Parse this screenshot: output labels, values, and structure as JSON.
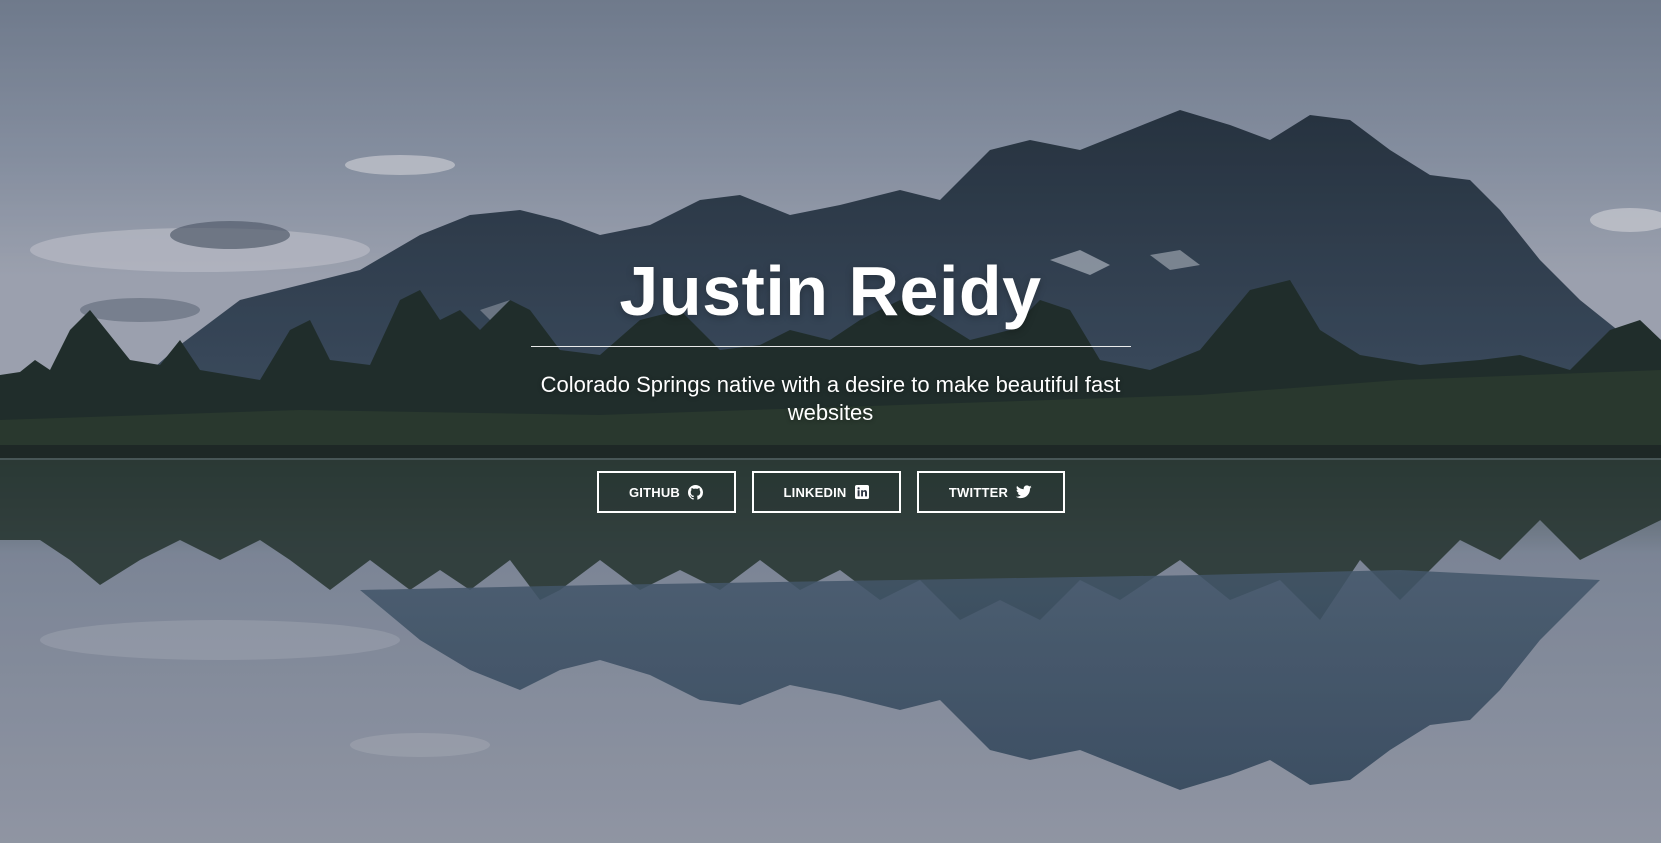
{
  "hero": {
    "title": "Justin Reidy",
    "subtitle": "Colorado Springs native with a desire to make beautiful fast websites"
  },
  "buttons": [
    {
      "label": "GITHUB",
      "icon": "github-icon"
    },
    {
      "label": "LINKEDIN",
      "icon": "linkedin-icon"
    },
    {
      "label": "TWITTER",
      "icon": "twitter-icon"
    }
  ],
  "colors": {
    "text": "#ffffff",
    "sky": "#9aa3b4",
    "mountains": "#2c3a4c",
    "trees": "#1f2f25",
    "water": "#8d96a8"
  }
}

------------------------

- AIM:
Copy every record above exactly, leaving out any pictures.

- SOLVED PROBLEM:
Parse this screenshot: output labels, values, and structure as JSON.
{
  "hero": {
    "title": "Justin Reidy",
    "subtitle": "Colorado Springs native with a desire to make beautiful fast websites"
  },
  "buttons": [
    {
      "label": "GITHUB",
      "icon": "github-icon"
    },
    {
      "label": "LINKEDIN",
      "icon": "linkedin-icon"
    },
    {
      "label": "TWITTER",
      "icon": "twitter-icon"
    }
  ],
  "colors": {
    "text": "#ffffff",
    "sky": "#9aa3b4",
    "mountains": "#2c3a4c",
    "trees": "#1f2f25",
    "water": "#8d96a8"
  }
}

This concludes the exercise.